Lines of data
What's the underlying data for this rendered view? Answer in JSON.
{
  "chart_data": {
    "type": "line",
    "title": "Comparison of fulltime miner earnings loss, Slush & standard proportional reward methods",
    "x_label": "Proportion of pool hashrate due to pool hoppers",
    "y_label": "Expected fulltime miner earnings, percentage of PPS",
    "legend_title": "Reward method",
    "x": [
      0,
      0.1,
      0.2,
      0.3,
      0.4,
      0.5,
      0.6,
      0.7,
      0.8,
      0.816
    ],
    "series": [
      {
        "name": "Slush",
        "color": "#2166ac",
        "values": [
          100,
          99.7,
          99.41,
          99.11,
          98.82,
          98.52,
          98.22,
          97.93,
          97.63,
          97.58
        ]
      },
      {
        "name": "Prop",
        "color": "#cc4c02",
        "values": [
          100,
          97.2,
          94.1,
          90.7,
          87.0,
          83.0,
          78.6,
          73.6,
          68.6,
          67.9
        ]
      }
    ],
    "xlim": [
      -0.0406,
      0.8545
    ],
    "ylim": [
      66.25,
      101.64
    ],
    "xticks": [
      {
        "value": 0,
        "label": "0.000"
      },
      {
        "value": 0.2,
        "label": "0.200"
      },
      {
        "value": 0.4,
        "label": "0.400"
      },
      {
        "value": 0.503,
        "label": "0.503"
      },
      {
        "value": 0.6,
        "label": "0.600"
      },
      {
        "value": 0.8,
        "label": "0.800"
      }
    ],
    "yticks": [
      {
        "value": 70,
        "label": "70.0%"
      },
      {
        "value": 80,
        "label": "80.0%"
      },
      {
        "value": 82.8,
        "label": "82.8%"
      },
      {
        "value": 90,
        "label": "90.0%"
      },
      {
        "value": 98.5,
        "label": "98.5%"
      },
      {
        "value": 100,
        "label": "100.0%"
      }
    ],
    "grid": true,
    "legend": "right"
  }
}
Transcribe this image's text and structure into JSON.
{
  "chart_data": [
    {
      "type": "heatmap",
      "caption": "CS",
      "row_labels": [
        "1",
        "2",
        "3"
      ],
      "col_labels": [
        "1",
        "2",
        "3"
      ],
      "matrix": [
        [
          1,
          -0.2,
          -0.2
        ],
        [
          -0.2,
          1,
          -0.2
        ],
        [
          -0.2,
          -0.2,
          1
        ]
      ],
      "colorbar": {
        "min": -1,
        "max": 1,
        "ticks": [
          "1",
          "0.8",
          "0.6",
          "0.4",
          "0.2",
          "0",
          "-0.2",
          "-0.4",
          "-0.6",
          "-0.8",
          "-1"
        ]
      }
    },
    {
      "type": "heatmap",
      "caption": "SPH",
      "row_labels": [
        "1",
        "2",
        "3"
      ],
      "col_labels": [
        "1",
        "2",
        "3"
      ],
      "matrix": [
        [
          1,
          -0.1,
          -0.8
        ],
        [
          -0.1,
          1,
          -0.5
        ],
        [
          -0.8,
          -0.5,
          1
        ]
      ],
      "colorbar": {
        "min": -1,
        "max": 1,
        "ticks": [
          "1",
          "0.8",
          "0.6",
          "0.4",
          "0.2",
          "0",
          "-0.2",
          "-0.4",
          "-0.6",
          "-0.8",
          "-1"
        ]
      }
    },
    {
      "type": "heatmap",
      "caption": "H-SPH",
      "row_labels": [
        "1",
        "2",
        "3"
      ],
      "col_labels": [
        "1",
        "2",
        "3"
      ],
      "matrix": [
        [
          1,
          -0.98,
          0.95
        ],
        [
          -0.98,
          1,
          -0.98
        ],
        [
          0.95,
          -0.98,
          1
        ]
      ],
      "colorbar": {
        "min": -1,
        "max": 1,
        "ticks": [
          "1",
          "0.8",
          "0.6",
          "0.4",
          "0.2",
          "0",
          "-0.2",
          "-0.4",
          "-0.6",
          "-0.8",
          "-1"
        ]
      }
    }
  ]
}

GIVEN TASK —
Take the entries above and transcribe them exactly.

COMPLETE OUTPUT —
What's the underlying data for this rendered view? Answer in JSON.
{
  "chart_data": {
    "type": "line",
    "title": "Comparison of fulltime miner earnings loss, Slush & standard proportional reward methods",
    "x_label": "Proportion of pool hashrate due to pool hoppers",
    "y_label": "Expected fulltime miner earnings, percentage of PPS",
    "legend_title": "Reward method",
    "x": [
      0,
      0.1,
      0.2,
      0.3,
      0.4,
      0.5,
      0.6,
      0.7,
      0.8,
      0.816
    ],
    "series": [
      {
        "name": "Slush",
        "color": "#2166ac",
        "values": [
          100,
          99.7,
          99.41,
          99.11,
          98.82,
          98.52,
          98.22,
          97.93,
          97.63,
          97.58
        ]
      },
      {
        "name": "Prop",
        "color": "#cc4c02",
        "values": [
          100,
          97.2,
          94.1,
          90.7,
          87.0,
          83.0,
          78.6,
          73.6,
          68.6,
          67.9
        ]
      }
    ],
    "xlim": [
      -0.0406,
      0.8545
    ],
    "ylim": [
      66.25,
      101.64
    ],
    "xticks": [
      {
        "value": 0,
        "label": "0.000"
      },
      {
        "value": 0.2,
        "label": "0.200"
      },
      {
        "value": 0.4,
        "label": "0.400"
      },
      {
        "value": 0.503,
        "label": "0.503"
      },
      {
        "value": 0.6,
        "label": "0.600"
      },
      {
        "value": 0.8,
        "label": "0.800"
      }
    ],
    "yticks": [
      {
        "value": 70,
        "label": "70.0%"
      },
      {
        "value": 80,
        "label": "80.0%"
      },
      {
        "value": 82.8,
        "label": "82.8%"
      },
      {
        "value": 90,
        "label": "90.0%"
      },
      {
        "value": 98.5,
        "label": "98.5%"
      },
      {
        "value": 100,
        "label": "100.0%"
      }
    ],
    "grid": true,
    "legend": "right"
  }
}
Transcribe this image's text and structure into JSON.
{
  "chart_data": [
    {
      "type": "heatmap",
      "caption": "CS",
      "row_labels": [
        "1",
        "2",
        "3"
      ],
      "col_labels": [
        "1",
        "2",
        "3"
      ],
      "matrix": [
        [
          1,
          -0.2,
          -0.2
        ],
        [
          -0.2,
          1,
          -0.2
        ],
        [
          -0.2,
          -0.2,
          1
        ]
      ],
      "colorbar": {
        "min": -1,
        "max": 1,
        "ticks": [
          "1",
          "0.8",
          "0.6",
          "0.4",
          "0.2",
          "0",
          "-0.2",
          "-0.4",
          "-0.6",
          "-0.8",
          "-1"
        ]
      }
    },
    {
      "type": "heatmap",
      "caption": "SPH",
      "row_labels": [
        "1",
        "2",
        "3"
      ],
      "col_labels": [
        "1",
        "2",
        "3"
      ],
      "matrix": [
        [
          1,
          -0.1,
          -0.8
        ],
        [
          -0.1,
          1,
          -0.5
        ],
        [
          -0.8,
          -0.5,
          1
        ]
      ],
      "colorbar": {
        "min": -1,
        "max": 1,
        "ticks": [
          "1",
          "0.8",
          "0.6",
          "0.4",
          "0.2",
          "0",
          "-0.2",
          "-0.4",
          "-0.6",
          "-0.8",
          "-1"
        ]
      }
    },
    {
      "type": "heatmap",
      "caption": "H-SPH",
      "row_labels": [
        "1",
        "2",
        "3"
      ],
      "col_labels": [
        "1",
        "2",
        "3"
      ],
      "matrix": [
        [
          1,
          -0.98,
          0.95
        ],
        [
          -0.98,
          1,
          -0.98
        ],
        [
          0.95,
          -0.98,
          1
        ]
      ],
      "colorbar": {
        "min": -1,
        "max": 1,
        "ticks": [
          "1",
          "0.8",
          "0.6",
          "0.4",
          "0.2",
          "0",
          "-0.2",
          "-0.4",
          "-0.6",
          "-0.8",
          "-1"
        ]
      }
    }
  ]
}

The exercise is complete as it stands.